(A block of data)
*-*-*

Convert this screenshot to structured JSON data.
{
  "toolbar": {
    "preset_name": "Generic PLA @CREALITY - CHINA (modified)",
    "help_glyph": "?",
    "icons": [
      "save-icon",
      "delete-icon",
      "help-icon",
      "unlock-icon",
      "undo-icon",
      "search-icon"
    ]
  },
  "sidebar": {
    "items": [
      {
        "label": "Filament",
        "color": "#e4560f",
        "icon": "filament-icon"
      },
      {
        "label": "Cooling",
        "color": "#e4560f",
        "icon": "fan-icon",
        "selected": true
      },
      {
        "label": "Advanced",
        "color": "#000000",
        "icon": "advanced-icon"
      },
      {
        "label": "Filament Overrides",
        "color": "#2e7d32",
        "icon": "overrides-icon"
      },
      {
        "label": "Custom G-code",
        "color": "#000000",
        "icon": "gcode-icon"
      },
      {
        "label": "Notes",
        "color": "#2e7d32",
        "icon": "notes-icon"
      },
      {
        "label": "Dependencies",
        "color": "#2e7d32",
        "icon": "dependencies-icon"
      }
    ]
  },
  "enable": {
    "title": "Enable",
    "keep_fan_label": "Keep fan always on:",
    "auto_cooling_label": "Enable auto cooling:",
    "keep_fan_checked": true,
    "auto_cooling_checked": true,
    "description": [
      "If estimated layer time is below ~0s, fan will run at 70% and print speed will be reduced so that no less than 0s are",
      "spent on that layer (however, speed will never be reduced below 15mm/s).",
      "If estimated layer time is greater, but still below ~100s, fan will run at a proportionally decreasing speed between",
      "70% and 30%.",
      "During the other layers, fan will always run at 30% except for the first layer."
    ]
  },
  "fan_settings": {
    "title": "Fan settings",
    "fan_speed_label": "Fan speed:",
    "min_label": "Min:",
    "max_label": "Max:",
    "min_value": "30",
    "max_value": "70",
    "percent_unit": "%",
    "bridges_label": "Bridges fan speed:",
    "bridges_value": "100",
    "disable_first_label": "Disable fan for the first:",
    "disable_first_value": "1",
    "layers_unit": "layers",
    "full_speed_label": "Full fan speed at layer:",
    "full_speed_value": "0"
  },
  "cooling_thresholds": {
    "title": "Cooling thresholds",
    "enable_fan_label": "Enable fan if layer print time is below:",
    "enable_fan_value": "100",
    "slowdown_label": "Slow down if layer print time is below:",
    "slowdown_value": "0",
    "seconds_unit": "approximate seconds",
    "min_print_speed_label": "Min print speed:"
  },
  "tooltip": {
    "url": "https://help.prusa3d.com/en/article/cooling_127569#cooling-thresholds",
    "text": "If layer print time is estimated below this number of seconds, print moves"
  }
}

*-*-*

TASK DETAILS — Give only the number of lines in the material above where the string "estimated" appears.

RESULT OF THIS EXERCISE — 3